§ **Stored rows**:
────────

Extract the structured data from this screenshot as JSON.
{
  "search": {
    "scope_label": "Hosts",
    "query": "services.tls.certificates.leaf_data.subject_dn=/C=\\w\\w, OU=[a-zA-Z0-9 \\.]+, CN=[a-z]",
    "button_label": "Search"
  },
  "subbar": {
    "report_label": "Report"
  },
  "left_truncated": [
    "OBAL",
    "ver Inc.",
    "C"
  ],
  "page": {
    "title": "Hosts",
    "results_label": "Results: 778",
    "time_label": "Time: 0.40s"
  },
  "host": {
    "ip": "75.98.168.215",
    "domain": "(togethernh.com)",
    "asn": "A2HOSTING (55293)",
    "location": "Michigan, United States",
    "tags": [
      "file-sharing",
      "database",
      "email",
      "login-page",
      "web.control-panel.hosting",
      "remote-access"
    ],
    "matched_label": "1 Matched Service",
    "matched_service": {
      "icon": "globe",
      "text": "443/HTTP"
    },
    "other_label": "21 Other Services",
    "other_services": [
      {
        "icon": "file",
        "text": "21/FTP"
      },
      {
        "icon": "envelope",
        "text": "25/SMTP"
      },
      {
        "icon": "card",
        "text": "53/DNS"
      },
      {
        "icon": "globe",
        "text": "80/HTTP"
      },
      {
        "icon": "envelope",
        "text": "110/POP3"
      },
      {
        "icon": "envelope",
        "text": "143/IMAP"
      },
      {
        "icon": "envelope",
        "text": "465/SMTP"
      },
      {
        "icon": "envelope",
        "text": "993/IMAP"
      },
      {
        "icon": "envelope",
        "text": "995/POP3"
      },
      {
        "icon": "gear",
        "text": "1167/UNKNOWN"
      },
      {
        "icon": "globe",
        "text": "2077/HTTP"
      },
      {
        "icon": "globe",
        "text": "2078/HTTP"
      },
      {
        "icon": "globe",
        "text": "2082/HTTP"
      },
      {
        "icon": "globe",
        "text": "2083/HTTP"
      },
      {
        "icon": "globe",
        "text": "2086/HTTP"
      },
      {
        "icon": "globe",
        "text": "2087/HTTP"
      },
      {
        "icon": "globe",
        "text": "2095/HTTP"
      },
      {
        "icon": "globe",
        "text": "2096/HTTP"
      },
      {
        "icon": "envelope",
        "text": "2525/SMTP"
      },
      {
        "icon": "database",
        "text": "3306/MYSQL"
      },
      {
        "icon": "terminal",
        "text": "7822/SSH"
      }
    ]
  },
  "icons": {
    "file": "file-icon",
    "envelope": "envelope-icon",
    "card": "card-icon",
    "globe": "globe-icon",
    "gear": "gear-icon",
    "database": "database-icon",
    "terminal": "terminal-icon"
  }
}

────────

§ **The exercise**: Pick out lines containing the word "HTTP", each one as written.

§ **Response to the task**:
      "text": "443/HTTP"
        "text": "80/HTTP"
        "text": "2077/HTTP"
        "text": "2078/HTTP"
        "text": "2082/HTTP"
        "text": "2083/HTTP"
        "text": "2086/HTTP"
        "text": "2087/HTTP"
        "text": "2095/HTTP"
        "text": "2096/HTTP"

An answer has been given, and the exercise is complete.